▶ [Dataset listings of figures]
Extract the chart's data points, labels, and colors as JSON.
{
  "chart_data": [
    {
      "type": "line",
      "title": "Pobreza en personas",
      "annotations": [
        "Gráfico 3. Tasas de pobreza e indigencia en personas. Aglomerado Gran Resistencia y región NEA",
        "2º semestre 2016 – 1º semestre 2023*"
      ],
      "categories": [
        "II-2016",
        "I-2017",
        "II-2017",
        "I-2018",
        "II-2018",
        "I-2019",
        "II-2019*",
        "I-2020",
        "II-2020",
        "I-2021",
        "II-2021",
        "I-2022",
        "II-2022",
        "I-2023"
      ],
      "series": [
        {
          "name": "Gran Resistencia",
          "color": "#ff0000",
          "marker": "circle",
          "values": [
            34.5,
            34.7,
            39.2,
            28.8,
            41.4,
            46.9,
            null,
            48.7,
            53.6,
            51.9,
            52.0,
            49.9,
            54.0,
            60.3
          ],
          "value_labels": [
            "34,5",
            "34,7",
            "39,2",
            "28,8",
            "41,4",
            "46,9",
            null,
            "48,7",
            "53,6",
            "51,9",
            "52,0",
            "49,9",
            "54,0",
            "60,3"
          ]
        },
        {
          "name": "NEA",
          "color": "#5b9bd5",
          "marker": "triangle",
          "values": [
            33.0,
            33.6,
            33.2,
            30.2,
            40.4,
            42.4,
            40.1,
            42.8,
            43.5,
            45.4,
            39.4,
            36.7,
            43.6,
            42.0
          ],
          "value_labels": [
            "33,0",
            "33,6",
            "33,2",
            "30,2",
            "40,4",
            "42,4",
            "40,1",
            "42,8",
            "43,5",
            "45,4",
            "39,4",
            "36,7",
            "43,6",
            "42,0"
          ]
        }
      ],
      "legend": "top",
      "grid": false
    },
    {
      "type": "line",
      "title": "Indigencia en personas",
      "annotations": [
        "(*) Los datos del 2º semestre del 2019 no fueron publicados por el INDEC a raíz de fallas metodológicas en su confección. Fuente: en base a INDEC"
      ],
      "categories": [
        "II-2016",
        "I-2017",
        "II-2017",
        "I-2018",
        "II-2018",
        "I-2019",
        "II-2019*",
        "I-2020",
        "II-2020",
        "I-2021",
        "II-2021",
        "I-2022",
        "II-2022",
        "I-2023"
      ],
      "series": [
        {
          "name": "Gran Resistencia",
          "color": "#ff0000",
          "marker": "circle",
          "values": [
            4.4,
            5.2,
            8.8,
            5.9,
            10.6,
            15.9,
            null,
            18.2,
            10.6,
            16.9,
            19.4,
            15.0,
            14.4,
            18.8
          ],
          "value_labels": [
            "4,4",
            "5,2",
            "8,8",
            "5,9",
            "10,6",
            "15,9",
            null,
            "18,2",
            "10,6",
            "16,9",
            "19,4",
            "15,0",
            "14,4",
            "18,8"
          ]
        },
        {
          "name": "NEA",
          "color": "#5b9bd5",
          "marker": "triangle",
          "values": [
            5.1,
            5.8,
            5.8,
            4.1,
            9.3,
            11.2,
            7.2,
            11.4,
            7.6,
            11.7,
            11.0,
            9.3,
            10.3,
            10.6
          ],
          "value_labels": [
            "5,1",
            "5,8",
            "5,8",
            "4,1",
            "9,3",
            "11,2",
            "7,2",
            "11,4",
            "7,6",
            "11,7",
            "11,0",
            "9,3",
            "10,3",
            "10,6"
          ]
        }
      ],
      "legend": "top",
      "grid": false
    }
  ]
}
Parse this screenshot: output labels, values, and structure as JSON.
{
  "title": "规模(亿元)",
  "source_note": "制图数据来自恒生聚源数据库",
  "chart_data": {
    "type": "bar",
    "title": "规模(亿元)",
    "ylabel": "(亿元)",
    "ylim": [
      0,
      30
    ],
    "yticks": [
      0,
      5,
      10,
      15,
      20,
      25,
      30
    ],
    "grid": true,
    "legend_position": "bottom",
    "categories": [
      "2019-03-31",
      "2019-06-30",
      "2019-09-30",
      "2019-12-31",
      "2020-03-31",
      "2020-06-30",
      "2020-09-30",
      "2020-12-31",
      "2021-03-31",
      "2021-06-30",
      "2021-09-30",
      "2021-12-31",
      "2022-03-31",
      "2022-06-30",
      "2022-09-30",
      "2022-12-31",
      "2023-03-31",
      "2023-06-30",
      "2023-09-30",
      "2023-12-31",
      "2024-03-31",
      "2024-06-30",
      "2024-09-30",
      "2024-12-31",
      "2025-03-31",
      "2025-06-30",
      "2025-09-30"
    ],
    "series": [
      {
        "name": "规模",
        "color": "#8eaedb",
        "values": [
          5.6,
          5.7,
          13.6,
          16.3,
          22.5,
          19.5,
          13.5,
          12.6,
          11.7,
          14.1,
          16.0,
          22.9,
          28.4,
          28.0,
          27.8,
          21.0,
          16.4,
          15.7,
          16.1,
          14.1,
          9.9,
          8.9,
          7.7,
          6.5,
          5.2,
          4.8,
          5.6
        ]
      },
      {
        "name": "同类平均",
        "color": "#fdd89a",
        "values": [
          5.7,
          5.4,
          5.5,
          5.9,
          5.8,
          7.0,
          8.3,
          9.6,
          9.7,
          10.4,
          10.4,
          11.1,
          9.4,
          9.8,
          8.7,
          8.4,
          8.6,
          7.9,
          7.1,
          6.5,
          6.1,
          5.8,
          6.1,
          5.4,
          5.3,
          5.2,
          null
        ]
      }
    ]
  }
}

▶ [WHAT TO PRODUCE] Your task is to repeat every line exactly.

▶ [ANSWER FOR THE TASK]
Extract the chart's data points, labels, and colors as JSON.
{
  "chart_data": [
    {
      "type": "line",
      "title": "Pobreza en personas",
      "annotations": [
        "Gráfico 3. Tasas de pobreza e indigencia en personas. Aglomerado Gran Resistencia y región NEA",
        "2º semestre 2016 – 1º semestre 2023*"
      ],
      "categories": [
        "II-2016",
        "I-2017",
        "II-2017",
        "I-2018",
        "II-2018",
        "I-2019",
        "II-2019*",
        "I-2020",
        "II-2020",
        "I-2021",
        "II-2021",
        "I-2022",
        "II-2022",
        "I-2023"
      ],
      "series": [
        {
          "name": "Gran Resistencia",
          "color": "#ff0000",
          "marker": "circle",
          "values": [
            34.5,
            34.7,
            39.2,
            28.8,
            41.4,
            46.9,
            null,
            48.7,
            53.6,
            51.9,
            52.0,
            49.9,
            54.0,
            60.3
          ],
          "value_labels": [
            "34,5",
            "34,7",
            "39,2",
            "28,8",
            "41,4",
            "46,9",
            null,
            "48,7",
            "53,6",
            "51,9",
            "52,0",
            "49,9",
            "54,0",
            "60,3"
          ]
        },
        {
          "name": "NEA",
          "color": "#5b9bd5",
          "marker": "triangle",
          "values": [
            33.0,
            33.6,
            33.2,
            30.2,
            40.4,
            42.4,
            40.1,
            42.8,
            43.5,
            45.4,
            39.4,
            36.7,
            43.6,
            42.0
          ],
          "value_labels": [
            "33,0",
            "33,6",
            "33,2",
            "30,2",
            "40,4",
            "42,4",
            "40,1",
            "42,8",
            "43,5",
            "45,4",
            "39,4",
            "36,7",
            "43,6",
            "42,0"
          ]
        }
      ],
      "legend": "top",
      "grid": false
    },
    {
      "type": "line",
      "title": "Indigencia en personas",
      "annotations": [
        "(*) Los datos del 2º semestre del 2019 no fueron publicados por el INDEC a raíz de fallas metodológicas en su confección. Fuente: en base a INDEC"
      ],
      "categories": [
        "II-2016",
        "I-2017",
        "II-2017",
        "I-2018",
        "II-2018",
        "I-2019",
        "II-2019*",
        "I-2020",
        "II-2020",
        "I-2021",
        "II-2021",
        "I-2022",
        "II-2022",
        "I-2023"
      ],
      "series": [
        {
          "name": "Gran Resistencia",
          "color": "#ff0000",
          "marker": "circle",
          "values": [
            4.4,
            5.2,
            8.8,
            5.9,
            10.6,
            15.9,
            null,
            18.2,
            10.6,
            16.9,
            19.4,
            15.0,
            14.4,
            18.8
          ],
          "value_labels": [
            "4,4",
            "5,2",
            "8,8",
            "5,9",
            "10,6",
            "15,9",
            null,
            "18,2",
            "10,6",
            "16,9",
            "19,4",
            "15,0",
            "14,4",
            "18,8"
          ]
        },
        {
          "name": "NEA",
          "color": "#5b9bd5",
          "marker": "triangle",
          "values": [
            5.1,
            5.8,
            5.8,
            4.1,
            9.3,
            11.2,
            7.2,
            11.4,
            7.6,
            11.7,
            11.0,
            9.3,
            10.3,
            10.6
          ],
          "value_labels": [
            "5,1",
            "5,8",
            "5,8",
            "4,1",
            "9,3",
            "11,2",
            "7,2",
            "11,4",
            "7,6",
            "11,7",
            "11,0",
            "9,3",
            "10,3",
            "10,6"
          ]
        }
      ],
      "legend": "top",
      "grid": false
    }
  ]
}
Parse this screenshot: output labels, values, and structure as JSON.
{
  "title": "规模(亿元)",
  "source_note": "制图数据来自恒生聚源数据库",
  "chart_data": {
    "type": "bar",
    "title": "规模(亿元)",
    "ylabel": "(亿元)",
    "ylim": [
      0,
      30
    ],
    "yticks": [
      0,
      5,
      10,
      15,
      20,
      25,
      30
    ],
    "grid": true,
    "legend_position": "bottom",
    "categories": [
      "2019-03-31",
      "2019-06-30",
      "2019-09-30",
      "2019-12-31",
      "2020-03-31",
      "2020-06-30",
      "2020-09-30",
      "2020-12-31",
      "2021-03-31",
      "2021-06-30",
      "2021-09-30",
      "2021-12-31",
      "2022-03-31",
      "2022-06-30",
      "2022-09-30",
      "2022-12-31",
      "2023-03-31",
      "2023-06-30",
      "2023-09-30",
      "2023-12-31",
      "2024-03-31",
      "2024-06-30",
      "2024-09-30",
      "2024-12-31",
      "2025-03-31",
      "2025-06-30",
      "2025-09-30"
    ],
    "series": [
      {
        "name": "规模",
        "color": "#8eaedb",
        "values": [
          5.6,
          5.7,
          13.6,
          16.3,
          22.5,
          19.5,
          13.5,
          12.6,
          11.7,
          14.1,
          16.0,
          22.9,
          28.4,
          28.0,
          27.8,
          21.0,
          16.4,
          15.7,
          16.1,
          14.1,
          9.9,
          8.9,
          7.7,
          6.5,
          5.2,
          4.8,
          5.6
        ]
      },
      {
        "name": "同类平均",
        "color": "#fdd89a",
        "values": [
          5.7,
          5.4,
          5.5,
          5.9,
          5.8,
          7.0,
          8.3,
          9.6,
          9.7,
          10.4,
          10.4,
          11.1,
          9.4,
          9.8,
          8.7,
          8.4,
          8.6,
          7.9,
          7.1,
          6.5,
          6.1,
          5.8,
          6.1,
          5.4,
          5.3,
          5.2,
          null
        ]
      }
    ]
  }
}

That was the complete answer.